_TASK PROMPT_: Give the entries back exactly, dropping each image.
________
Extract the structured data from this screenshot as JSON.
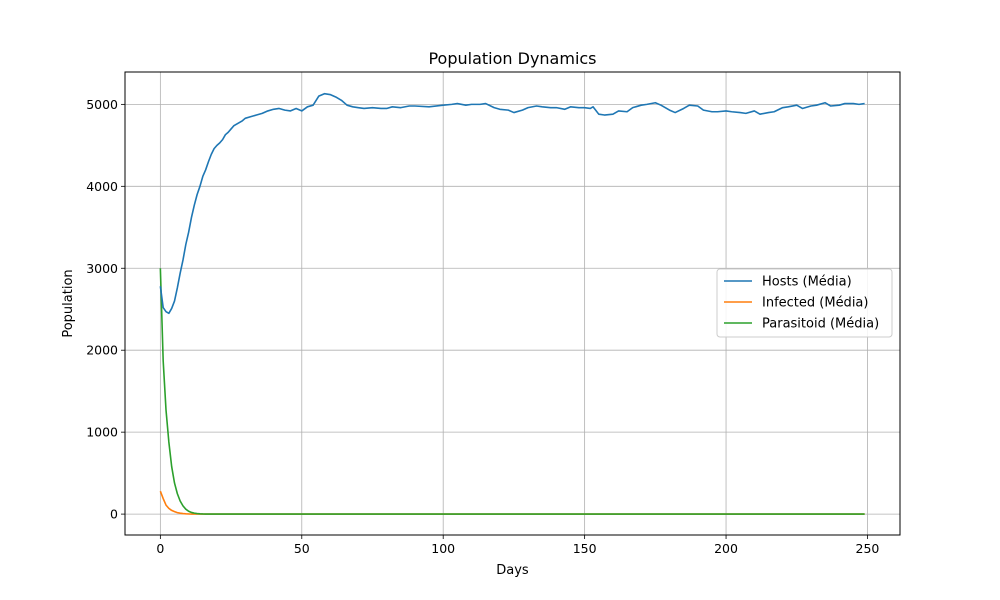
{
  "chart_data": {
    "type": "line",
    "title": "Population Dynamics",
    "xlabel": "Days",
    "ylabel": "Population",
    "xlim": [
      -12.5,
      261.5
    ],
    "ylim": [
      -255,
      5395
    ],
    "xticks": [
      0,
      50,
      100,
      150,
      200,
      250
    ],
    "yticks": [
      0,
      1000,
      2000,
      3000,
      4000,
      5000
    ],
    "grid": true,
    "legend_position": "center-right",
    "series": [
      {
        "name": "Hosts (Média)",
        "color": "#1f77b4",
        "x": [
          0,
          1,
          2,
          3,
          4,
          5,
          6,
          7,
          8,
          9,
          10,
          11,
          12,
          13,
          14,
          15,
          16,
          17,
          18,
          19,
          20,
          21,
          22,
          23,
          24,
          25,
          26,
          27,
          28,
          29,
          30,
          32,
          34,
          36,
          38,
          40,
          42,
          44,
          46,
          48,
          50,
          52,
          54,
          56,
          58,
          60,
          62,
          64,
          66,
          68,
          70,
          72,
          75,
          78,
          80,
          82,
          85,
          88,
          90,
          95,
          100,
          103,
          105,
          108,
          110,
          113,
          115,
          118,
          120,
          123,
          125,
          128,
          130,
          133,
          135,
          138,
          140,
          143,
          145,
          148,
          150,
          152,
          153,
          155,
          157,
          160,
          162,
          165,
          167,
          170,
          172,
          175,
          177,
          180,
          182,
          185,
          187,
          190,
          192,
          195,
          197,
          200,
          202,
          205,
          207,
          210,
          212,
          215,
          217,
          220,
          222,
          225,
          227,
          230,
          232,
          235,
          237,
          240,
          242,
          245,
          247,
          249
        ],
        "y": [
          2780,
          2520,
          2470,
          2450,
          2510,
          2600,
          2760,
          2940,
          3100,
          3290,
          3440,
          3620,
          3770,
          3900,
          4000,
          4120,
          4200,
          4300,
          4390,
          4460,
          4500,
          4530,
          4570,
          4630,
          4660,
          4700,
          4740,
          4760,
          4780,
          4800,
          4830,
          4850,
          4870,
          4890,
          4920,
          4940,
          4950,
          4930,
          4920,
          4950,
          4920,
          4970,
          4990,
          5100,
          5130,
          5120,
          5090,
          5050,
          4990,
          4970,
          4960,
          4950,
          4960,
          4950,
          4950,
          4970,
          4960,
          4980,
          4980,
          4970,
          4990,
          5000,
          5010,
          4990,
          5000,
          5000,
          5010,
          4960,
          4940,
          4930,
          4900,
          4930,
          4960,
          4980,
          4970,
          4960,
          4960,
          4940,
          4970,
          4960,
          4960,
          4950,
          4970,
          4880,
          4870,
          4880,
          4920,
          4910,
          4960,
          4990,
          5000,
          5020,
          4990,
          4930,
          4900,
          4950,
          4990,
          4980,
          4930,
          4910,
          4910,
          4920,
          4910,
          4900,
          4890,
          4920,
          4880,
          4900,
          4910,
          4960,
          4970,
          4990,
          4950,
          4980,
          4990,
          5020,
          4980,
          4990,
          5010,
          5010,
          5000,
          5010
        ]
      },
      {
        "name": "Infected (Média)",
        "color": "#ff7f0e",
        "x": [
          0,
          1,
          2,
          3,
          4,
          5,
          6,
          7,
          8,
          9,
          10,
          11,
          12,
          13,
          14,
          15,
          16,
          18,
          20,
          30,
          50,
          100,
          150,
          200,
          249
        ],
        "y": [
          280,
          190,
          110,
          70,
          45,
          30,
          18,
          11,
          7,
          4,
          2,
          1,
          0,
          0,
          0,
          0,
          0,
          0,
          0,
          0,
          0,
          0,
          0,
          0,
          0
        ],
        "series_note_unused": null
      },
      {
        "name": "Parasitoid (Média)",
        "color": "#2ca02c",
        "x": [
          0,
          1,
          2,
          3,
          4,
          5,
          6,
          7,
          8,
          9,
          10,
          11,
          12,
          13,
          14,
          15,
          16,
          17,
          18,
          20,
          25,
          30,
          50,
          100,
          150,
          200,
          249
        ],
        "y": [
          3000,
          1870,
          1270,
          880,
          580,
          380,
          250,
          160,
          100,
          60,
          35,
          20,
          12,
          7,
          4,
          2,
          1,
          0,
          0,
          0,
          0,
          0,
          0,
          0,
          0,
          0,
          0
        ]
      }
    ]
  }
}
________
_CORRECT RESPONSE_:
Extract the structured data from this screenshot as JSON.
{
  "chart_data": {
    "type": "line",
    "title": "Population Dynamics",
    "xlabel": "Days",
    "ylabel": "Population",
    "xlim": [
      -12.5,
      261.5
    ],
    "ylim": [
      -255,
      5395
    ],
    "xticks": [
      0,
      50,
      100,
      150,
      200,
      250
    ],
    "yticks": [
      0,
      1000,
      2000,
      3000,
      4000,
      5000
    ],
    "grid": true,
    "legend_position": "center-right",
    "series": [
      {
        "name": "Hosts (Média)",
        "color": "#1f77b4",
        "x": [
          0,
          1,
          2,
          3,
          4,
          5,
          6,
          7,
          8,
          9,
          10,
          11,
          12,
          13,
          14,
          15,
          16,
          17,
          18,
          19,
          20,
          21,
          22,
          23,
          24,
          25,
          26,
          27,
          28,
          29,
          30,
          32,
          34,
          36,
          38,
          40,
          42,
          44,
          46,
          48,
          50,
          52,
          54,
          56,
          58,
          60,
          62,
          64,
          66,
          68,
          70,
          72,
          75,
          78,
          80,
          82,
          85,
          88,
          90,
          95,
          100,
          103,
          105,
          108,
          110,
          113,
          115,
          118,
          120,
          123,
          125,
          128,
          130,
          133,
          135,
          138,
          140,
          143,
          145,
          148,
          150,
          152,
          153,
          155,
          157,
          160,
          162,
          165,
          167,
          170,
          172,
          175,
          177,
          180,
          182,
          185,
          187,
          190,
          192,
          195,
          197,
          200,
          202,
          205,
          207,
          210,
          212,
          215,
          217,
          220,
          222,
          225,
          227,
          230,
          232,
          235,
          237,
          240,
          242,
          245,
          247,
          249
        ],
        "y": [
          2780,
          2520,
          2470,
          2450,
          2510,
          2600,
          2760,
          2940,
          3100,
          3290,
          3440,
          3620,
          3770,
          3900,
          4000,
          4120,
          4200,
          4300,
          4390,
          4460,
          4500,
          4530,
          4570,
          4630,
          4660,
          4700,
          4740,
          4760,
          4780,
          4800,
          4830,
          4850,
          4870,
          4890,
          4920,
          4940,
          4950,
          4930,
          4920,
          4950,
          4920,
          4970,
          4990,
          5100,
          5130,
          5120,
          5090,
          5050,
          4990,
          4970,
          4960,
          4950,
          4960,
          4950,
          4950,
          4970,
          4960,
          4980,
          4980,
          4970,
          4990,
          5000,
          5010,
          4990,
          5000,
          5000,
          5010,
          4960,
          4940,
          4930,
          4900,
          4930,
          4960,
          4980,
          4970,
          4960,
          4960,
          4940,
          4970,
          4960,
          4960,
          4950,
          4970,
          4880,
          4870,
          4880,
          4920,
          4910,
          4960,
          4990,
          5000,
          5020,
          4990,
          4930,
          4900,
          4950,
          4990,
          4980,
          4930,
          4910,
          4910,
          4920,
          4910,
          4900,
          4890,
          4920,
          4880,
          4900,
          4910,
          4960,
          4970,
          4990,
          4950,
          4980,
          4990,
          5020,
          4980,
          4990,
          5010,
          5010,
          5000,
          5010
        ]
      },
      {
        "name": "Infected (Média)",
        "color": "#ff7f0e",
        "x": [
          0,
          1,
          2,
          3,
          4,
          5,
          6,
          7,
          8,
          9,
          10,
          11,
          12,
          13,
          14,
          15,
          16,
          18,
          20,
          30,
          50,
          100,
          150,
          200,
          249
        ],
        "y": [
          280,
          190,
          110,
          70,
          45,
          30,
          18,
          11,
          7,
          4,
          2,
          1,
          0,
          0,
          0,
          0,
          0,
          0,
          0,
          0,
          0,
          0,
          0,
          0,
          0
        ],
        "series_note_unused": null
      },
      {
        "name": "Parasitoid (Média)",
        "color": "#2ca02c",
        "x": [
          0,
          1,
          2,
          3,
          4,
          5,
          6,
          7,
          8,
          9,
          10,
          11,
          12,
          13,
          14,
          15,
          16,
          17,
          18,
          20,
          25,
          30,
          50,
          100,
          150,
          200,
          249
        ],
        "y": [
          3000,
          1870,
          1270,
          880,
          580,
          380,
          250,
          160,
          100,
          60,
          35,
          20,
          12,
          7,
          4,
          2,
          1,
          0,
          0,
          0,
          0,
          0,
          0,
          0,
          0,
          0,
          0
        ]
      }
    ]
  }
}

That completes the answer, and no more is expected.